EXERCISE PROMPT:
Take the data that follows and retype it word for word.

DATA FOR PROCESSING:
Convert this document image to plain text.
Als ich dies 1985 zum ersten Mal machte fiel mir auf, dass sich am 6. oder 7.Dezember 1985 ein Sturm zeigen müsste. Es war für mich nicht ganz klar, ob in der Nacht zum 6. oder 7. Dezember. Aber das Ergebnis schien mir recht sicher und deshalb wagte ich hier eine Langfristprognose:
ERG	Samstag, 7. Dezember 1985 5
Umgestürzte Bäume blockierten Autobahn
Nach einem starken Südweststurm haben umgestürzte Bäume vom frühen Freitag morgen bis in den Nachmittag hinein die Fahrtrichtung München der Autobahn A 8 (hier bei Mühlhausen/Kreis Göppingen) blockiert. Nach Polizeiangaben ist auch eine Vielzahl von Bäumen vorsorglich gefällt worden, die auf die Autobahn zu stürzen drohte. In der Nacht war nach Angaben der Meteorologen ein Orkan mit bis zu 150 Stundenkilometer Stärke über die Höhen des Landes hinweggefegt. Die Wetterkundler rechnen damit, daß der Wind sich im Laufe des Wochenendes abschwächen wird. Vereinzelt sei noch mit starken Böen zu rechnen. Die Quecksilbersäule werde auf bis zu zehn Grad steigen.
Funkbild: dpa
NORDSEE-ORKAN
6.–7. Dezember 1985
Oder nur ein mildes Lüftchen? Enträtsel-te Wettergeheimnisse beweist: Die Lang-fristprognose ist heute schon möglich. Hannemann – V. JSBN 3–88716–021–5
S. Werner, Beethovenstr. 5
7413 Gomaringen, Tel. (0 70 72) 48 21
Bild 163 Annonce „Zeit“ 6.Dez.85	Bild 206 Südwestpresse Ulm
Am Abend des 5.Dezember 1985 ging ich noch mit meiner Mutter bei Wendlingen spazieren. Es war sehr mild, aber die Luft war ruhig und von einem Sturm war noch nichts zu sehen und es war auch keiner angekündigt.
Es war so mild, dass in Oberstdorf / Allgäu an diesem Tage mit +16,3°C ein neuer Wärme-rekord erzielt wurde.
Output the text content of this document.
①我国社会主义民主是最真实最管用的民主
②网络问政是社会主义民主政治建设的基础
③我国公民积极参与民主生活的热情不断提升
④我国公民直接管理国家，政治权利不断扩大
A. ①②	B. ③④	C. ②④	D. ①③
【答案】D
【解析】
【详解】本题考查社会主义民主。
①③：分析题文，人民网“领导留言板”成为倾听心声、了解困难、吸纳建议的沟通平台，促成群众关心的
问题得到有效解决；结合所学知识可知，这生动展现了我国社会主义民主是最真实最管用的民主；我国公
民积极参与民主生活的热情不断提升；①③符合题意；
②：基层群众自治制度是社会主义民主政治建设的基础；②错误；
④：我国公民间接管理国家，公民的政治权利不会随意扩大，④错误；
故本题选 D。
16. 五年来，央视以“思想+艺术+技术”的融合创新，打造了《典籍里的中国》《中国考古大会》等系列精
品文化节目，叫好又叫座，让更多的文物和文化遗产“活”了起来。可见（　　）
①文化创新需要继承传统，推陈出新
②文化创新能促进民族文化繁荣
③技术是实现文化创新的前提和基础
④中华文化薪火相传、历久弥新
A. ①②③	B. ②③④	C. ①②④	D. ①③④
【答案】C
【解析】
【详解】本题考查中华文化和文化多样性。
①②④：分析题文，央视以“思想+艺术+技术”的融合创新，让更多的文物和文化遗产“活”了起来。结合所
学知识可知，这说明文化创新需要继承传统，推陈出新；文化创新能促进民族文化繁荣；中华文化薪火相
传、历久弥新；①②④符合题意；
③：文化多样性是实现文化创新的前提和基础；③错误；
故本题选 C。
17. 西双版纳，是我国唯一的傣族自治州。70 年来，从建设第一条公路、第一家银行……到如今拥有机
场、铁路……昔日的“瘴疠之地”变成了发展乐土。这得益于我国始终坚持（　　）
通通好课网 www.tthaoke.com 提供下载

COMPLETE RESPONSE:
Convert this document image to plain text.
Als ich dies 1985 zum ersten Mal machte fiel mir auf, dass sich am 6. oder 7.Dezember 1985 ein Sturm zeigen müsste. Es war für mich nicht ganz klar, ob in der Nacht zum 6. oder 7. Dezember. Aber das Ergebnis schien mir recht sicher und deshalb wagte ich hier eine Langfristprognose:
ERG	Samstag, 7. Dezember 1985 5
Umgestürzte Bäume blockierten Autobahn
Nach einem starken Südweststurm haben umgestürzte Bäume vom frühen Freitag morgen bis in den Nachmittag hinein die Fahrtrichtung München der Autobahn A 8 (hier bei Mühlhausen/Kreis Göppingen) blockiert. Nach Polizeiangaben ist auch eine Vielzahl von Bäumen vorsorglich gefällt worden, die auf die Autobahn zu stürzen drohte. In der Nacht war nach Angaben der Meteorologen ein Orkan mit bis zu 150 Stundenkilometer Stärke über die Höhen des Landes hinweggefegt. Die Wetterkundler rechnen damit, daß der Wind sich im Laufe des Wochenendes abschwächen wird. Vereinzelt sei noch mit starken Böen zu rechnen. Die Quecksilbersäule werde auf bis zu zehn Grad steigen.
Funkbild: dpa
NORDSEE-ORKAN
6.–7. Dezember 1985
Oder nur ein mildes Lüftchen? Enträtsel-te Wettergeheimnisse beweist: Die Lang-fristprognose ist heute schon möglich. Hannemann – V. JSBN 3–88716–021–5
S. Werner, Beethovenstr. 5
7413 Gomaringen, Tel. (0 70 72) 48 21
Bild 163 Annonce „Zeit“ 6.Dez.85	Bild 206 Südwestpresse Ulm
Am Abend des 5.Dezember 1985 ging ich noch mit meiner Mutter bei Wendlingen spazieren. Es war sehr mild, aber die Luft war ruhig und von einem Sturm war noch nichts zu sehen und es war auch keiner angekündigt.
Es war so mild, dass in Oberstdorf / Allgäu an diesem Tage mit +16,3°C ein neuer Wärme-rekord erzielt wurde.
Output the text content of this document.
①我国社会主义民主是最真实最管用的民主
②网络问政是社会主义民主政治建设的基础
③我国公民积极参与民主生活的热情不断提升
④我国公民直接管理国家，政治权利不断扩大
A. ①②	B. ③④	C. ②④	D. ①③
【答案】D
【解析】
【详解】本题考查社会主义民主。
①③：分析题文，人民网“领导留言板”成为倾听心声、了解困难、吸纳建议的沟通平台，促成群众关心的
问题得到有效解决；结合所学知识可知，这生动展现了我国社会主义民主是最真实最管用的民主；我国公
民积极参与民主生活的热情不断提升；①③符合题意；
②：基层群众自治制度是社会主义民主政治建设的基础；②错误；
④：我国公民间接管理国家，公民的政治权利不会随意扩大，④错误；
故本题选 D。
16. 五年来，央视以“思想+艺术+技术”的融合创新，打造了《典籍里的中国》《中国考古大会》等系列精
品文化节目，叫好又叫座，让更多的文物和文化遗产“活”了起来。可见（　　）
①文化创新需要继承传统，推陈出新
②文化创新能促进民族文化繁荣
③技术是实现文化创新的前提和基础
④中华文化薪火相传、历久弥新
A. ①②③	B. ②③④	C. ①②④	D. ①③④
【答案】C
【解析】
【详解】本题考查中华文化和文化多样性。
①②④：分析题文，央视以“思想+艺术+技术”的融合创新，让更多的文物和文化遗产“活”了起来。结合所
学知识可知，这说明文化创新需要继承传统，推陈出新；文化创新能促进民族文化繁荣；中华文化薪火相
传、历久弥新；①②④符合题意；
③：文化多样性是实现文化创新的前提和基础；③错误；
故本题选 C。
17. 西双版纳，是我国唯一的傣族自治州。70 年来，从建设第一条公路、第一家银行……到如今拥有机
场、铁路……昔日的“瘴疠之地”变成了发展乐土。这得益于我国始终坚持（　　）
通通好课网 www.tthaoke.com 提供下载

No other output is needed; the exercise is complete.